-- start DATASET ROWS --

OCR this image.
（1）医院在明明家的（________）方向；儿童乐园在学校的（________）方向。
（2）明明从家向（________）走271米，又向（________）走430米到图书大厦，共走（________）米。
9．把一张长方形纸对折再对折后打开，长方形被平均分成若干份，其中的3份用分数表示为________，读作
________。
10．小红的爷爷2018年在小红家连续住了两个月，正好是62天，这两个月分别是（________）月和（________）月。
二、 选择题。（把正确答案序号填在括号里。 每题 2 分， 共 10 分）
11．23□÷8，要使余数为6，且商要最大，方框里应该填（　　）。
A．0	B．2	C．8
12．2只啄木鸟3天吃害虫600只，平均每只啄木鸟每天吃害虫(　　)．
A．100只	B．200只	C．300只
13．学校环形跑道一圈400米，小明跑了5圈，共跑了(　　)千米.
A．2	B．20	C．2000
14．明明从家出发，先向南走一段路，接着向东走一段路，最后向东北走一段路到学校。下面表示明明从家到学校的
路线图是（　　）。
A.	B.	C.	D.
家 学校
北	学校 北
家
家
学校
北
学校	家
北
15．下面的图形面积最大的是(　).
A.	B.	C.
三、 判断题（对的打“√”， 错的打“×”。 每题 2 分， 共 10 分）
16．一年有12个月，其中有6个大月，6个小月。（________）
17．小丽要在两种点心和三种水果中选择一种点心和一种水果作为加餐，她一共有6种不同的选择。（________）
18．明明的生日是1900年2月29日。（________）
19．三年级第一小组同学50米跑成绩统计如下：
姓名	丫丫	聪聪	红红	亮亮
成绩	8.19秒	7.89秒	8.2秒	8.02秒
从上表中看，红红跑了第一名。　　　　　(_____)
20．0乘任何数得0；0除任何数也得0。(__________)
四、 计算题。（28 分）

-- end DATASET ROWS --

Copy all of the data. Keep every word exactly as it is.

OCR this image.
（1）医院在明明家的（________）方向；儿童乐园在学校的（________）方向。
（2）明明从家向（________）走271米，又向（________）走430米到图书大厦，共走（________）米。
9．把一张长方形纸对折再对折后打开，长方形被平均分成若干份，其中的3份用分数表示为________，读作
________。
10．小红的爷爷2018年在小红家连续住了两个月，正好是62天，这两个月分别是（________）月和（________）月。
二、 选择题。（把正确答案序号填在括号里。 每题 2 分， 共 10 分）
11．23□÷8，要使余数为6，且商要最大，方框里应该填（　　）。
A．0	B．2	C．8
12．2只啄木鸟3天吃害虫600只，平均每只啄木鸟每天吃害虫(　　)．
A．100只	B．200只	C．300只
13．学校环形跑道一圈400米，小明跑了5圈，共跑了(　　)千米.
A．2	B．20	C．2000
14．明明从家出发，先向南走一段路，接着向东走一段路，最后向东北走一段路到学校。下面表示明明从家到学校的
路线图是（　　）。
A.	B.	C.	D.
家 学校
北	学校 北
家
家
学校
北
学校	家
北
15．下面的图形面积最大的是(　).
A.	B.	C.
三、 判断题（对的打“√”， 错的打“×”。 每题 2 分， 共 10 分）
16．一年有12个月，其中有6个大月，6个小月。（________）
17．小丽要在两种点心和三种水果中选择一种点心和一种水果作为加餐，她一共有6种不同的选择。（________）
18．明明的生日是1900年2月29日。（________）
19．三年级第一小组同学50米跑成绩统计如下：
姓名	丫丫	聪聪	红红	亮亮
成绩	8.19秒	7.89秒	8.2秒	8.02秒
从上表中看，红红跑了第一名。　　　　　(_____)
20．0乘任何数得0；0除任何数也得0。(__________)
四、 计算题。（28 分）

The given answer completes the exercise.